[start]
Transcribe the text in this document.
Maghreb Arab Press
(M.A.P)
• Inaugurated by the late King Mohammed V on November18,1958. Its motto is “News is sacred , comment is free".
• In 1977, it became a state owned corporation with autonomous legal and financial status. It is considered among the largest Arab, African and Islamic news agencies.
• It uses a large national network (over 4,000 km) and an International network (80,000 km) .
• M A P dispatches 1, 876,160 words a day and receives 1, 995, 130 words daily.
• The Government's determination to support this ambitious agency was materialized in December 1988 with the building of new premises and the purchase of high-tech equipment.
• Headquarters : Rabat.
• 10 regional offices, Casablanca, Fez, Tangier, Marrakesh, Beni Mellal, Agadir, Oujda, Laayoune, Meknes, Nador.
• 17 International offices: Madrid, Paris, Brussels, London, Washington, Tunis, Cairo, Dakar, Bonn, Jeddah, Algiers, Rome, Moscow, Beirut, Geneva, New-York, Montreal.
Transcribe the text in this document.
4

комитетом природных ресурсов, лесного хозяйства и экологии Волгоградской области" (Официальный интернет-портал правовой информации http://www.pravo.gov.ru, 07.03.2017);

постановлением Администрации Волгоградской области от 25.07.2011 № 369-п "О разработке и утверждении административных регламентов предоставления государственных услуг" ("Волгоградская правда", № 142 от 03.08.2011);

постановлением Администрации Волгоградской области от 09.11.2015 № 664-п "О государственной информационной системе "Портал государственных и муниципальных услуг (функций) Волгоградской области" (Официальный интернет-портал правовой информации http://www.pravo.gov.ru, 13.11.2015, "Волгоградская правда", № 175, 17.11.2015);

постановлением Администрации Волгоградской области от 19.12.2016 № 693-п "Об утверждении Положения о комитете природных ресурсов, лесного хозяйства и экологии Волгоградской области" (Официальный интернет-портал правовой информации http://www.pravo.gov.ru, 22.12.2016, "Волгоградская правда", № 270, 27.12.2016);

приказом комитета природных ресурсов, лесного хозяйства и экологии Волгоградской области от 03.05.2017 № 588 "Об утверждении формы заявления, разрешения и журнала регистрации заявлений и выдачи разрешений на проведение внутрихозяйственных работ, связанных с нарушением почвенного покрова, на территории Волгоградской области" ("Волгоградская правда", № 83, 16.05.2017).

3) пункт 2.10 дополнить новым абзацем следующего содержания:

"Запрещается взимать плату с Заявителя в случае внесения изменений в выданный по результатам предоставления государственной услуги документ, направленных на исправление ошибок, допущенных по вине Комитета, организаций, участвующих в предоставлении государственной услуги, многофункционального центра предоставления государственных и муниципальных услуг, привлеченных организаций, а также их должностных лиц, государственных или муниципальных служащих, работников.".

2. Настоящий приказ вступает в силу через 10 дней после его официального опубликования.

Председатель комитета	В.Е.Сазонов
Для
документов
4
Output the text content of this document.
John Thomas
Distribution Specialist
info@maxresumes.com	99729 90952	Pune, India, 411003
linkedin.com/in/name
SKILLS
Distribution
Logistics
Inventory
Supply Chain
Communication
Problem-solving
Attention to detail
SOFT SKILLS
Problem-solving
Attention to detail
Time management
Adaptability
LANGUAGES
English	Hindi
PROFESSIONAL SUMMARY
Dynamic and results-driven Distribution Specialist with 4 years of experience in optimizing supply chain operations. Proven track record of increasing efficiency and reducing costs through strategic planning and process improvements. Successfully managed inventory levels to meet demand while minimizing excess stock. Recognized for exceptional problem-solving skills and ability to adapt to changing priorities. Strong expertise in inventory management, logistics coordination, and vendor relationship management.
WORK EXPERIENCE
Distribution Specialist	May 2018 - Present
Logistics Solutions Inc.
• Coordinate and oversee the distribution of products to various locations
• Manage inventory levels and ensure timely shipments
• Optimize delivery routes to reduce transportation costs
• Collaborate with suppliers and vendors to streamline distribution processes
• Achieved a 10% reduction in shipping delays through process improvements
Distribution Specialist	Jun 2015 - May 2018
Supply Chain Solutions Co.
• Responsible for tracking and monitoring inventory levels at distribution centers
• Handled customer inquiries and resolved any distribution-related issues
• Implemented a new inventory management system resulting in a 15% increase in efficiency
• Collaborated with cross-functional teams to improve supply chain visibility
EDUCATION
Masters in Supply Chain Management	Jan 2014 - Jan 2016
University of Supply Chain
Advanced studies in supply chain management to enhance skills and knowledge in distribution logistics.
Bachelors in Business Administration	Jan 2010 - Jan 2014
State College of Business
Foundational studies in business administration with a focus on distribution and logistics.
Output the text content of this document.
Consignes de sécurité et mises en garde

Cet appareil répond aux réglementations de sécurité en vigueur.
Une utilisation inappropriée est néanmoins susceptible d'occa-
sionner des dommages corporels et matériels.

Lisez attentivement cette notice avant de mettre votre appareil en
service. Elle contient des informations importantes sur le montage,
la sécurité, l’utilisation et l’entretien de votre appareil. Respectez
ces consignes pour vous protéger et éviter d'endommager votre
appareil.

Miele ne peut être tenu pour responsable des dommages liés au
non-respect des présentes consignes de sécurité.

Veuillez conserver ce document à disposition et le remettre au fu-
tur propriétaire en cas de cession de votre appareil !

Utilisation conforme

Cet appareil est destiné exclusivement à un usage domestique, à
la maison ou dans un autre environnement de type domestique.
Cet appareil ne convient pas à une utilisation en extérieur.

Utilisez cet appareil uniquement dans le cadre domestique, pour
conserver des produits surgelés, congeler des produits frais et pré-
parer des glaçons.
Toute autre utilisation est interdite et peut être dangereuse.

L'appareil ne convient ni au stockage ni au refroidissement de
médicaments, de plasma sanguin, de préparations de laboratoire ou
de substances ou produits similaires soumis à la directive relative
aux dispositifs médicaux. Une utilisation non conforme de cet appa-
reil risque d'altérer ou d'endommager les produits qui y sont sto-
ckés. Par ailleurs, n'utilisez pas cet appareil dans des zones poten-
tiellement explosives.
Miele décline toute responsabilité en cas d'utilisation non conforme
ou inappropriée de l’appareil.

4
[end]
**SET PROBLEM**
Repeat the material in full, exactly as it stands.

**EXERCISE ANSWER**
Transcribe the text in this document.
Maghreb Arab Press
(M.A.P)
• Inaugurated by the late King Mohammed V on November18,1958. Its motto is “News is sacred , comment is free".
• In 1977, it became a state owned corporation with autonomous legal and financial status. It is considered among the largest Arab, African and Islamic news agencies.
• It uses a large national network (over 4,000 km) and an International network (80,000 km) .
• M A P dispatches 1, 876,160 words a day and receives 1, 995, 130 words daily.
• The Government's determination to support this ambitious agency was materialized in December 1988 with the building of new premises and the purchase of high-tech equipment.
• Headquarters : Rabat.
• 10 regional offices, Casablanca, Fez, Tangier, Marrakesh, Beni Mellal, Agadir, Oujda, Laayoune, Meknes, Nador.
• 17 International offices: Madrid, Paris, Brussels, London, Washington, Tunis, Cairo, Dakar, Bonn, Jeddah, Algiers, Rome, Moscow, Beirut, Geneva, New-York, Montreal.
Transcribe the text in this document.
4

комитетом природных ресурсов, лесного хозяйства и экологии Волгоградской области" (Официальный интернет-портал правовой информации http://www.pravo.gov.ru, 07.03.2017);

постановлением Администрации Волгоградской области от 25.07.2011 № 369-п "О разработке и утверждении административных регламентов предоставления государственных услуг" ("Волгоградская правда", № 142 от 03.08.2011);

постановлением Администрации Волгоградской области от 09.11.2015 № 664-п "О государственной информационной системе "Портал государственных и муниципальных услуг (функций) Волгоградской области" (Официальный интернет-портал правовой информации http://www.pravo.gov.ru, 13.11.2015, "Волгоградская правда", № 175, 17.11.2015);

постановлением Администрации Волгоградской области от 19.12.2016 № 693-п "Об утверждении Положения о комитете природных ресурсов, лесного хозяйства и экологии Волгоградской области" (Официальный интернет-портал правовой информации http://www.pravo.gov.ru, 22.12.2016, "Волгоградская правда", № 270, 27.12.2016);

приказом комитета природных ресурсов, лесного хозяйства и экологии Волгоградской области от 03.05.2017 № 588 "Об утверждении формы заявления, разрешения и журнала регистрации заявлений и выдачи разрешений на проведение внутрихозяйственных работ, связанных с нарушением почвенного покрова, на территории Волгоградской области" ("Волгоградская правда", № 83, 16.05.2017).

3) пункт 2.10 дополнить новым абзацем следующего содержания:

"Запрещается взимать плату с Заявителя в случае внесения изменений в выданный по результатам предоставления государственной услуги документ, направленных на исправление ошибок, допущенных по вине Комитета, организаций, участвующих в предоставлении государственной услуги, многофункционального центра предоставления государственных и муниципальных услуг, привлеченных организаций, а также их должностных лиц, государственных или муниципальных служащих, работников.".

2. Настоящий приказ вступает в силу через 10 дней после его официального опубликования.

Председатель комитета	В.Е.Сазонов
Для
документов
4
Output the text content of this document.
John Thomas
Distribution Specialist
info@maxresumes.com	99729 90952	Pune, India, 411003
linkedin.com/in/name
SKILLS
Distribution
Logistics
Inventory
Supply Chain
Communication
Problem-solving
Attention to detail
SOFT SKILLS
Problem-solving
Attention to detail
Time management
Adaptability
LANGUAGES
English	Hindi
PROFESSIONAL SUMMARY
Dynamic and results-driven Distribution Specialist with 4 years of experience in optimizing supply chain operations. Proven track record of increasing efficiency and reducing costs through strategic planning and process improvements. Successfully managed inventory levels to meet demand while minimizing excess stock. Recognized for exceptional problem-solving skills and ability to adapt to changing priorities. Strong expertise in inventory management, logistics coordination, and vendor relationship management.
WORK EXPERIENCE
Distribution Specialist	May 2018 - Present
Logistics Solutions Inc.
• Coordinate and oversee the distribution of products to various locations
• Manage inventory levels and ensure timely shipments
• Optimize delivery routes to reduce transportation costs
• Collaborate with suppliers and vendors to streamline distribution processes
• Achieved a 10% reduction in shipping delays through process improvements
Distribution Specialist	Jun 2015 - May 2018
Supply Chain Solutions Co.
• Responsible for tracking and monitoring inventory levels at distribution centers
• Handled customer inquiries and resolved any distribution-related issues
• Implemented a new inventory management system resulting in a 15% increase in efficiency
• Collaborated with cross-functional teams to improve supply chain visibility
EDUCATION
Masters in Supply Chain Management	Jan 2014 - Jan 2016
University of Supply Chain
Advanced studies in supply chain management to enhance skills and knowledge in distribution logistics.
Bachelors in Business Administration	Jan 2010 - Jan 2014
State College of Business
Foundational studies in business administration with a focus on distribution and logistics.
Output the text content of this document.
Consignes de sécurité et mises en garde

Cet appareil répond aux réglementations de sécurité en vigueur.
Une utilisation inappropriée est néanmoins susceptible d'occa-
sionner des dommages corporels et matériels.

Lisez attentivement cette notice avant de mettre votre appareil en
service. Elle contient des informations importantes sur le montage,
la sécurité, l’utilisation et l’entretien de votre appareil. Respectez
ces consignes pour vous protéger et éviter d'endommager votre
appareil.

Miele ne peut être tenu pour responsable des dommages liés au
non-respect des présentes consignes de sécurité.

Veuillez conserver ce document à disposition et le remettre au fu-
tur propriétaire en cas de cession de votre appareil !

Utilisation conforme

Cet appareil est destiné exclusivement à un usage domestique, à
la maison ou dans un autre environnement de type domestique.
Cet appareil ne convient pas à une utilisation en extérieur.

Utilisez cet appareil uniquement dans le cadre domestique, pour
conserver des produits surgelés, congeler des produits frais et pré-
parer des glaçons.
Toute autre utilisation est interdite et peut être dangereuse.

L'appareil ne convient ni au stockage ni au refroidissement de
médicaments, de plasma sanguin, de préparations de laboratoire ou
de substances ou produits similaires soumis à la directive relative
aux dispositifs médicaux. Une utilisation non conforme de cet appa-
reil risque d'altérer ou d'endommager les produits qui y sont sto-
ckés. Par ailleurs, n'utilisez pas cet appareil dans des zones poten-
tiellement explosives.
Miele décline toute responsabilité en cas d'utilisation non conforme
ou inappropriée de l’appareil.

4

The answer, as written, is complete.